RECORDS:
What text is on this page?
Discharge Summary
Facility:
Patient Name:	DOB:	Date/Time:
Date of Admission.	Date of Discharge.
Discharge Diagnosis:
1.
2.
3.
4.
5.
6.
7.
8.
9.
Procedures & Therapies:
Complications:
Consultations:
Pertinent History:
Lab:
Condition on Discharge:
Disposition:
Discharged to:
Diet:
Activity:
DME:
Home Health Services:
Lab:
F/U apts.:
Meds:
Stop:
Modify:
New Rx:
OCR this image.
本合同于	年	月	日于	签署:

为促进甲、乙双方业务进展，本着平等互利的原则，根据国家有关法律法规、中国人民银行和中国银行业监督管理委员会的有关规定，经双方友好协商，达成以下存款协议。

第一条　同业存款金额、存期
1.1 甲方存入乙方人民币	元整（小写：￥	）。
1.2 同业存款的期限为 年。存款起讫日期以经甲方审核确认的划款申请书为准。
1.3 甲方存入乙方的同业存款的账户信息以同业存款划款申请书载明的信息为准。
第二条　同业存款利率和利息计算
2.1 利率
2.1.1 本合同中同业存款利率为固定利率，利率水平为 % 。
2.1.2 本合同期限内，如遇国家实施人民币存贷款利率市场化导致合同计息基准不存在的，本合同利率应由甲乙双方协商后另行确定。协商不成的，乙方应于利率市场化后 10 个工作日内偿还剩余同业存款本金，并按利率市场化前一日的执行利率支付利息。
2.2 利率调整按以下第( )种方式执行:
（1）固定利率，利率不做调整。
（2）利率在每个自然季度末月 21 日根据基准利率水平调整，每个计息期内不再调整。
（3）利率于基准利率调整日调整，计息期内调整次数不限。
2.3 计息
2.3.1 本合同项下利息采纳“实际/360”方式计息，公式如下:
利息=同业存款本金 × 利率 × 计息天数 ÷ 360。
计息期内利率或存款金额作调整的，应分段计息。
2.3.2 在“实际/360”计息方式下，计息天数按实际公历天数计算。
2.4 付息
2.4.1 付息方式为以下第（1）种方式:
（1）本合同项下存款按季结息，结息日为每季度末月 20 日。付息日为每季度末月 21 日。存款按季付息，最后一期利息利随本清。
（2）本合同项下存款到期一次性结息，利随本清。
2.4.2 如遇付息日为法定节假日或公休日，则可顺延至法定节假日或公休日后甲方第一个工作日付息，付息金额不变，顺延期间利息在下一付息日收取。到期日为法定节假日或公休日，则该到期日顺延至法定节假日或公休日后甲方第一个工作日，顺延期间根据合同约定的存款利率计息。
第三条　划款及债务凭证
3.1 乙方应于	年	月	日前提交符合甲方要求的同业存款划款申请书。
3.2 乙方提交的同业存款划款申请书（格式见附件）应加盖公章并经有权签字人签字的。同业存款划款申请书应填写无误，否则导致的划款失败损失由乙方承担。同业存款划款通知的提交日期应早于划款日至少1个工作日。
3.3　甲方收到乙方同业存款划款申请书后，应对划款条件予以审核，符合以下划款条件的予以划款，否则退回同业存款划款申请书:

OBJECTIVE:
Print out the whole listing exactly as it appears.

REPLY TO THE TASK:
What text is on this page?
Discharge Summary
Facility:
Patient Name:	DOB:	Date/Time:
Date of Admission.	Date of Discharge.
Discharge Diagnosis:
1.
2.
3.
4.
5.
6.
7.
8.
9.
Procedures & Therapies:
Complications:
Consultations:
Pertinent History:
Lab:
Condition on Discharge:
Disposition:
Discharged to:
Diet:
Activity:
DME:
Home Health Services:
Lab:
F/U apts.:
Meds:
Stop:
Modify:
New Rx:
OCR this image.
本合同于	年	月	日于	签署:

为促进甲、乙双方业务进展，本着平等互利的原则，根据国家有关法律法规、中国人民银行和中国银行业监督管理委员会的有关规定，经双方友好协商，达成以下存款协议。

第一条　同业存款金额、存期
1.1 甲方存入乙方人民币	元整（小写：￥	）。
1.2 同业存款的期限为 年。存款起讫日期以经甲方审核确认的划款申请书为准。
1.3 甲方存入乙方的同业存款的账户信息以同业存款划款申请书载明的信息为准。
第二条　同业存款利率和利息计算
2.1 利率
2.1.1 本合同中同业存款利率为固定利率，利率水平为 % 。
2.1.2 本合同期限内，如遇国家实施人民币存贷款利率市场化导致合同计息基准不存在的，本合同利率应由甲乙双方协商后另行确定。协商不成的，乙方应于利率市场化后 10 个工作日内偿还剩余同业存款本金，并按利率市场化前一日的执行利率支付利息。
2.2 利率调整按以下第( )种方式执行:
（1）固定利率，利率不做调整。
（2）利率在每个自然季度末月 21 日根据基准利率水平调整，每个计息期内不再调整。
（3）利率于基准利率调整日调整，计息期内调整次数不限。
2.3 计息
2.3.1 本合同项下利息采纳“实际/360”方式计息，公式如下:
利息=同业存款本金 × 利率 × 计息天数 ÷ 360。
计息期内利率或存款金额作调整的，应分段计息。
2.3.2 在“实际/360”计息方式下，计息天数按实际公历天数计算。
2.4 付息
2.4.1 付息方式为以下第（1）种方式:
（1）本合同项下存款按季结息，结息日为每季度末月 20 日。付息日为每季度末月 21 日。存款按季付息，最后一期利息利随本清。
（2）本合同项下存款到期一次性结息，利随本清。
2.4.2 如遇付息日为法定节假日或公休日，则可顺延至法定节假日或公休日后甲方第一个工作日付息，付息金额不变，顺延期间利息在下一付息日收取。到期日为法定节假日或公休日，则该到期日顺延至法定节假日或公休日后甲方第一个工作日，顺延期间根据合同约定的存款利率计息。
第三条　划款及债务凭证
3.1 乙方应于	年	月	日前提交符合甲方要求的同业存款划款申请书。
3.2 乙方提交的同业存款划款申请书（格式见附件）应加盖公章并经有权签字人签字的。同业存款划款申请书应填写无误，否则导致的划款失败损失由乙方承担。同业存款划款通知的提交日期应早于划款日至少1个工作日。
3.3　甲方收到乙方同业存款划款申请书后，应对划款条件予以审核，符合以下划款条件的予以划款，否则退回同业存款划款申请书:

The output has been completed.